— AIM OF THE TASK —
How many lines of these entries hold the string "voltage"? Reply with the number alone.

— INPUT DATA —
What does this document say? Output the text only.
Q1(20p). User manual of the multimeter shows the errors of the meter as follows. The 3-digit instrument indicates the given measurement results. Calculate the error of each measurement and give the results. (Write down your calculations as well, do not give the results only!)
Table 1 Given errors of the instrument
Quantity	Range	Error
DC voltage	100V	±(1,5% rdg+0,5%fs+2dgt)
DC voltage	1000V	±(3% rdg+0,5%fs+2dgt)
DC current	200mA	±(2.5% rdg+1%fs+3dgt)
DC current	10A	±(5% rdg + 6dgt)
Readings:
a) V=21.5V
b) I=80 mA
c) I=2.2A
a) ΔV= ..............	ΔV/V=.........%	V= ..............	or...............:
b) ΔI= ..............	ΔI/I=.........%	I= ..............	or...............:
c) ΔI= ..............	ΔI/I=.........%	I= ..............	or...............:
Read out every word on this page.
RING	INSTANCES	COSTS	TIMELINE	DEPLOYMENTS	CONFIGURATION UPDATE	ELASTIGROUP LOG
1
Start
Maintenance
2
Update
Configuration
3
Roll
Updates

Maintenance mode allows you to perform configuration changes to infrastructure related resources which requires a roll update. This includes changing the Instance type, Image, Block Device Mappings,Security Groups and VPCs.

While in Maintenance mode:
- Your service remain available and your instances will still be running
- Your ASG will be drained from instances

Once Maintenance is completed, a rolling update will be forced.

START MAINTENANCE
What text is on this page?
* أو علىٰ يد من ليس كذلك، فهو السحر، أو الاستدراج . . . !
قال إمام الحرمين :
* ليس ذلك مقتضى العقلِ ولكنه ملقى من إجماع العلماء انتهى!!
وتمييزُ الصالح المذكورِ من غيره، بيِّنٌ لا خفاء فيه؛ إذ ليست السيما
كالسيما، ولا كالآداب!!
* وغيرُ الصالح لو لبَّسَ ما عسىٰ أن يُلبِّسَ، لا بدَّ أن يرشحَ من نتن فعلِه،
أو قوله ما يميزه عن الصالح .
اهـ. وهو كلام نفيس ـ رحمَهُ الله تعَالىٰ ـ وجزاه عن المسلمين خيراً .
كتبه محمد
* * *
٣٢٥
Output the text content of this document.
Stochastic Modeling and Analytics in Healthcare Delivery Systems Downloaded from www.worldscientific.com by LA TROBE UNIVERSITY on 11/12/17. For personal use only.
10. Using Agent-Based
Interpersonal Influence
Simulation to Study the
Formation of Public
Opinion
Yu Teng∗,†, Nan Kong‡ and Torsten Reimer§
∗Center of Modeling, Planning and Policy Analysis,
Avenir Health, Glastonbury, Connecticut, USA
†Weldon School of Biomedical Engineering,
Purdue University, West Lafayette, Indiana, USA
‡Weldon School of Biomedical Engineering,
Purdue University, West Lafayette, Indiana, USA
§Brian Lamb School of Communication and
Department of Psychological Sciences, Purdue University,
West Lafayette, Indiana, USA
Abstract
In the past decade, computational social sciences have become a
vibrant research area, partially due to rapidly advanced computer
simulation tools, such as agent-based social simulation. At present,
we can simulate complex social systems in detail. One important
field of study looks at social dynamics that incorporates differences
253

— ANSWER FOR THE TASK —
2